Dataset rows about figures:
▼

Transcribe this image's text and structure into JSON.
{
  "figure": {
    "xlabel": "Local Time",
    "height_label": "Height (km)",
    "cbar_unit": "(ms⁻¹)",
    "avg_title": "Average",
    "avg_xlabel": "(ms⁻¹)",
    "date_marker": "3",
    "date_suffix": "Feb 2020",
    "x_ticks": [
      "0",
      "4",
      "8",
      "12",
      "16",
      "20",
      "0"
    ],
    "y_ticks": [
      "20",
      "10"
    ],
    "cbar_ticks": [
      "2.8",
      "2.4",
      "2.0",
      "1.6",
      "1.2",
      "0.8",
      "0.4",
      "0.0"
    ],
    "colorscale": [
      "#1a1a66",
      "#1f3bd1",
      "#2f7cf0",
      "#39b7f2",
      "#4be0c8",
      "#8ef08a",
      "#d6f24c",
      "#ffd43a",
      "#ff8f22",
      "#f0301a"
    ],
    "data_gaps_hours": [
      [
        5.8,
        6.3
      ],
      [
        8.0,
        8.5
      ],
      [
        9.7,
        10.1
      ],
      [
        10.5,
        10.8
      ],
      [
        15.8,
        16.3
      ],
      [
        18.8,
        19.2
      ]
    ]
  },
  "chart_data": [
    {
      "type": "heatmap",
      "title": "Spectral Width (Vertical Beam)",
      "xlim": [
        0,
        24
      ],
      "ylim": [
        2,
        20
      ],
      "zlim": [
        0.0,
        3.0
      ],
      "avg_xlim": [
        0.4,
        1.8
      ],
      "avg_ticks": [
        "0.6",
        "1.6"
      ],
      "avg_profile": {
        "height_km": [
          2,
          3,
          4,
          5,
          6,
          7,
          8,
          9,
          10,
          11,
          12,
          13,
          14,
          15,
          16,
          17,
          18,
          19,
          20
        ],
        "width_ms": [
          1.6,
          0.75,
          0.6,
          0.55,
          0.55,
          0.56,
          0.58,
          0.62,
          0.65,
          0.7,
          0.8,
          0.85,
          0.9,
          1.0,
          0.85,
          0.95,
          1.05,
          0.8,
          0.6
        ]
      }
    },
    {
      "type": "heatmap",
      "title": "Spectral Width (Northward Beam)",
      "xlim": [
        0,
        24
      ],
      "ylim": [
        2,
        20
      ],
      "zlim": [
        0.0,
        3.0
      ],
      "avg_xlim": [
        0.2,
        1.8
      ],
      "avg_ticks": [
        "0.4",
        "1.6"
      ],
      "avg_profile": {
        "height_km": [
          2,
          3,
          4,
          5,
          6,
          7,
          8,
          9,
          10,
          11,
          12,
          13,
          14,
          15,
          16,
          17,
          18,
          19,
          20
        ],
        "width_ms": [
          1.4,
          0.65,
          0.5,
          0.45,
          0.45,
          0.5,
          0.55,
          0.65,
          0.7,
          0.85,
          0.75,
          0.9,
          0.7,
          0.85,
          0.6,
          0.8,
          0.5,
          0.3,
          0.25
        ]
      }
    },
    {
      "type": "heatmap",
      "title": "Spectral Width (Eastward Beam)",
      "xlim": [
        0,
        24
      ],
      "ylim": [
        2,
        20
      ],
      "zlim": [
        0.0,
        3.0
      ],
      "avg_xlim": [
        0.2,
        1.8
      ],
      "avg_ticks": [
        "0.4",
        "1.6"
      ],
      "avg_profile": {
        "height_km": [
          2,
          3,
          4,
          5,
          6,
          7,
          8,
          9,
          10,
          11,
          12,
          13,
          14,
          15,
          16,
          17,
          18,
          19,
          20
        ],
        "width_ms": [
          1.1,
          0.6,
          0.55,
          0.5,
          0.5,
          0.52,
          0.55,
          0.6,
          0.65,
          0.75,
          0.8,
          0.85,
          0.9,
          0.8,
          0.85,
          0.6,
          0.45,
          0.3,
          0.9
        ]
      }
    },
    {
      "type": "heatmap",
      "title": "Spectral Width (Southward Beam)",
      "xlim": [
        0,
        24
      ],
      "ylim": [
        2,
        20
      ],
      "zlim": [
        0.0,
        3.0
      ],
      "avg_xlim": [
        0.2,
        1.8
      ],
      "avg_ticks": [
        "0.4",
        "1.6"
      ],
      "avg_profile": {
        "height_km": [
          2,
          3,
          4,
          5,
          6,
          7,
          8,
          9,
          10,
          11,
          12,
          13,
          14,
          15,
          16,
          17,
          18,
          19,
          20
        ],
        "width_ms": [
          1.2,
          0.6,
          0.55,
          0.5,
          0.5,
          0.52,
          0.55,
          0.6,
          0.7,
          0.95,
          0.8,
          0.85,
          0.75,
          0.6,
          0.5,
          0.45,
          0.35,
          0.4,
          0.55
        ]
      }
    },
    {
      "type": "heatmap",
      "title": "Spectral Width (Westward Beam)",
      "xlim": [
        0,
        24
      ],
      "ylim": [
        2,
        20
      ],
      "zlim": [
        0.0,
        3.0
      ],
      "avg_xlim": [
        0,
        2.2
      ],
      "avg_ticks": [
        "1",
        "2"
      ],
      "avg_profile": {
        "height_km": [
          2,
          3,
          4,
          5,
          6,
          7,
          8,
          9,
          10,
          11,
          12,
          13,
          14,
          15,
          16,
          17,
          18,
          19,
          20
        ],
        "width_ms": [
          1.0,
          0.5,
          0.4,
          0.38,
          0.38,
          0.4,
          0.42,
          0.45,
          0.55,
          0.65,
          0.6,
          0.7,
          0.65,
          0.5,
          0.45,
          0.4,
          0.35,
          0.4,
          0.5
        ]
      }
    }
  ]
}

▲

EXERCISE BRIEF: Write every record out again, unaltered.

SOLUTION FOR THIS TASK:
Transcribe this image's text and structure into JSON.
{
  "figure": {
    "xlabel": "Local Time",
    "height_label": "Height (km)",
    "cbar_unit": "(ms⁻¹)",
    "avg_title": "Average",
    "avg_xlabel": "(ms⁻¹)",
    "date_marker": "3",
    "date_suffix": "Feb 2020",
    "x_ticks": [
      "0",
      "4",
      "8",
      "12",
      "16",
      "20",
      "0"
    ],
    "y_ticks": [
      "20",
      "10"
    ],
    "cbar_ticks": [
      "2.8",
      "2.4",
      "2.0",
      "1.6",
      "1.2",
      "0.8",
      "0.4",
      "0.0"
    ],
    "colorscale": [
      "#1a1a66",
      "#1f3bd1",
      "#2f7cf0",
      "#39b7f2",
      "#4be0c8",
      "#8ef08a",
      "#d6f24c",
      "#ffd43a",
      "#ff8f22",
      "#f0301a"
    ],
    "data_gaps_hours": [
      [
        5.8,
        6.3
      ],
      [
        8.0,
        8.5
      ],
      [
        9.7,
        10.1
      ],
      [
        10.5,
        10.8
      ],
      [
        15.8,
        16.3
      ],
      [
        18.8,
        19.2
      ]
    ]
  },
  "chart_data": [
    {
      "type": "heatmap",
      "title": "Spectral Width (Vertical Beam)",
      "xlim": [
        0,
        24
      ],
      "ylim": [
        2,
        20
      ],
      "zlim": [
        0.0,
        3.0
      ],
      "avg_xlim": [
        0.4,
        1.8
      ],
      "avg_ticks": [
        "0.6",
        "1.6"
      ],
      "avg_profile": {
        "height_km": [
          2,
          3,
          4,
          5,
          6,
          7,
          8,
          9,
          10,
          11,
          12,
          13,
          14,
          15,
          16,
          17,
          18,
          19,
          20
        ],
        "width_ms": [
          1.6,
          0.75,
          0.6,
          0.55,
          0.55,
          0.56,
          0.58,
          0.62,
          0.65,
          0.7,
          0.8,
          0.85,
          0.9,
          1.0,
          0.85,
          0.95,
          1.05,
          0.8,
          0.6
        ]
      }
    },
    {
      "type": "heatmap",
      "title": "Spectral Width (Northward Beam)",
      "xlim": [
        0,
        24
      ],
      "ylim": [
        2,
        20
      ],
      "zlim": [
        0.0,
        3.0
      ],
      "avg_xlim": [
        0.2,
        1.8
      ],
      "avg_ticks": [
        "0.4",
        "1.6"
      ],
      "avg_profile": {
        "height_km": [
          2,
          3,
          4,
          5,
          6,
          7,
          8,
          9,
          10,
          11,
          12,
          13,
          14,
          15,
          16,
          17,
          18,
          19,
          20
        ],
        "width_ms": [
          1.4,
          0.65,
          0.5,
          0.45,
          0.45,
          0.5,
          0.55,
          0.65,
          0.7,
          0.85,
          0.75,
          0.9,
          0.7,
          0.85,
          0.6,
          0.8,
          0.5,
          0.3,
          0.25
        ]
      }
    },
    {
      "type": "heatmap",
      "title": "Spectral Width (Eastward Beam)",
      "xlim": [
        0,
        24
      ],
      "ylim": [
        2,
        20
      ],
      "zlim": [
        0.0,
        3.0
      ],
      "avg_xlim": [
        0.2,
        1.8
      ],
      "avg_ticks": [
        "0.4",
        "1.6"
      ],
      "avg_profile": {
        "height_km": [
          2,
          3,
          4,
          5,
          6,
          7,
          8,
          9,
          10,
          11,
          12,
          13,
          14,
          15,
          16,
          17,
          18,
          19,
          20
        ],
        "width_ms": [
          1.1,
          0.6,
          0.55,
          0.5,
          0.5,
          0.52,
          0.55,
          0.6,
          0.65,
          0.75,
          0.8,
          0.85,
          0.9,
          0.8,
          0.85,
          0.6,
          0.45,
          0.3,
          0.9
        ]
      }
    },
    {
      "type": "heatmap",
      "title": "Spectral Width (Southward Beam)",
      "xlim": [
        0,
        24
      ],
      "ylim": [
        2,
        20
      ],
      "zlim": [
        0.0,
        3.0
      ],
      "avg_xlim": [
        0.2,
        1.8
      ],
      "avg_ticks": [
        "0.4",
        "1.6"
      ],
      "avg_profile": {
        "height_km": [
          2,
          3,
          4,
          5,
          6,
          7,
          8,
          9,
          10,
          11,
          12,
          13,
          14,
          15,
          16,
          17,
          18,
          19,
          20
        ],
        "width_ms": [
          1.2,
          0.6,
          0.55,
          0.5,
          0.5,
          0.52,
          0.55,
          0.6,
          0.7,
          0.95,
          0.8,
          0.85,
          0.75,
          0.6,
          0.5,
          0.45,
          0.35,
          0.4,
          0.55
        ]
      }
    },
    {
      "type": "heatmap",
      "title": "Spectral Width (Westward Beam)",
      "xlim": [
        0,
        24
      ],
      "ylim": [
        2,
        20
      ],
      "zlim": [
        0.0,
        3.0
      ],
      "avg_xlim": [
        0,
        2.2
      ],
      "avg_ticks": [
        "1",
        "2"
      ],
      "avg_profile": {
        "height_km": [
          2,
          3,
          4,
          5,
          6,
          7,
          8,
          9,
          10,
          11,
          12,
          13,
          14,
          15,
          16,
          17,
          18,
          19,
          20
        ],
        "width_ms": [
          1.0,
          0.5,
          0.4,
          0.38,
          0.38,
          0.4,
          0.42,
          0.45,
          0.55,
          0.65,
          0.6,
          0.7,
          0.65,
          0.5,
          0.45,
          0.4,
          0.35,
          0.4,
          0.5
        ]
      }
    }
  ]
}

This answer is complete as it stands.